Items from a data source

# # #

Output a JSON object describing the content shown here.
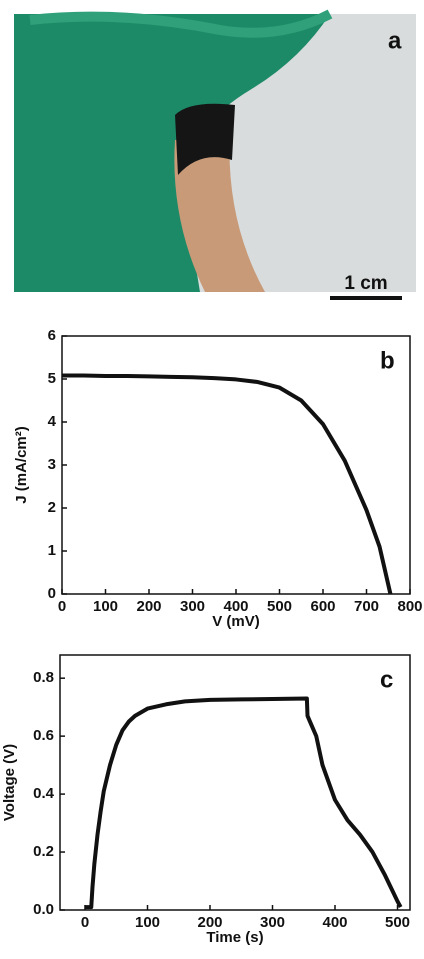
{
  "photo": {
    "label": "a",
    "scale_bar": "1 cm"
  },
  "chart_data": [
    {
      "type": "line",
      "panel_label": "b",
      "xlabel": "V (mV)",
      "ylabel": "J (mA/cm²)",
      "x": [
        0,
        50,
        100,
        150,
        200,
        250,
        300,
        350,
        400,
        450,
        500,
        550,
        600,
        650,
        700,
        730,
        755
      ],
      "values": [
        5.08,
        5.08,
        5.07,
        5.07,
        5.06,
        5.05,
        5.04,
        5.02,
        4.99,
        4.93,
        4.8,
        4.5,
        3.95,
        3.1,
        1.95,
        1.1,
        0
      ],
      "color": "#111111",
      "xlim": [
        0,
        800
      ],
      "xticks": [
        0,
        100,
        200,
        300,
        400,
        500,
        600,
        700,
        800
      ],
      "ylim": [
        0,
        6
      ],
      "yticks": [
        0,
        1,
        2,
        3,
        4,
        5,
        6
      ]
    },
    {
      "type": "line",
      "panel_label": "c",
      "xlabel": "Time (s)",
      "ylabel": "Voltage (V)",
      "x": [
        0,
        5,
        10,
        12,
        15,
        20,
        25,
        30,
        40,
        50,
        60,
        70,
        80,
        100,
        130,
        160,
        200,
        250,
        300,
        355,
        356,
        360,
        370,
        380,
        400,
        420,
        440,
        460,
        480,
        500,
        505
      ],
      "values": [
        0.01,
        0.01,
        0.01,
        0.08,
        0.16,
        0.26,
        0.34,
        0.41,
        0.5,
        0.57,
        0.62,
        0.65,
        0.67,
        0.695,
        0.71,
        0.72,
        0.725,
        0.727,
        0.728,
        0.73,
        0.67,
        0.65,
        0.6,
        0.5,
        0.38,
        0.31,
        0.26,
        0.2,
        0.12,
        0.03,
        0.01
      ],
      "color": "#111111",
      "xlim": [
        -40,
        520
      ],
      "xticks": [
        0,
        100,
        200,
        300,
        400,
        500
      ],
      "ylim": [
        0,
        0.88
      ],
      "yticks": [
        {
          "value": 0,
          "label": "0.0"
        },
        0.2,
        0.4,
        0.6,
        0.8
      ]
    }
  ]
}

# # #

EXERCISE AIM
Print every entry exactly as written, without the pictures.

SOLUTION TO THE PROBLEM
Output a JSON object describing the content shown here.
{
  "photo": {
    "label": "a",
    "scale_bar": "1 cm"
  },
  "chart_data": [
    {
      "type": "line",
      "panel_label": "b",
      "xlabel": "V (mV)",
      "ylabel": "J (mA/cm²)",
      "x": [
        0,
        50,
        100,
        150,
        200,
        250,
        300,
        350,
        400,
        450,
        500,
        550,
        600,
        650,
        700,
        730,
        755
      ],
      "values": [
        5.08,
        5.08,
        5.07,
        5.07,
        5.06,
        5.05,
        5.04,
        5.02,
        4.99,
        4.93,
        4.8,
        4.5,
        3.95,
        3.1,
        1.95,
        1.1,
        0
      ],
      "color": "#111111",
      "xlim": [
        0,
        800
      ],
      "xticks": [
        0,
        100,
        200,
        300,
        400,
        500,
        600,
        700,
        800
      ],
      "ylim": [
        0,
        6
      ],
      "yticks": [
        0,
        1,
        2,
        3,
        4,
        5,
        6
      ]
    },
    {
      "type": "line",
      "panel_label": "c",
      "xlabel": "Time (s)",
      "ylabel": "Voltage (V)",
      "x": [
        0,
        5,
        10,
        12,
        15,
        20,
        25,
        30,
        40,
        50,
        60,
        70,
        80,
        100,
        130,
        160,
        200,
        250,
        300,
        355,
        356,
        360,
        370,
        380,
        400,
        420,
        440,
        460,
        480,
        500,
        505
      ],
      "values": [
        0.01,
        0.01,
        0.01,
        0.08,
        0.16,
        0.26,
        0.34,
        0.41,
        0.5,
        0.57,
        0.62,
        0.65,
        0.67,
        0.695,
        0.71,
        0.72,
        0.725,
        0.727,
        0.728,
        0.73,
        0.67,
        0.65,
        0.6,
        0.5,
        0.38,
        0.31,
        0.26,
        0.2,
        0.12,
        0.03,
        0.01
      ],
      "color": "#111111",
      "xlim": [
        -40,
        520
      ],
      "xticks": [
        0,
        100,
        200,
        300,
        400,
        500
      ],
      "ylim": [
        0,
        0.88
      ],
      "yticks": [
        {
          "value": 0,
          "label": "0.0"
        },
        0.2,
        0.4,
        0.6,
        0.8
      ]
    }
  ]
}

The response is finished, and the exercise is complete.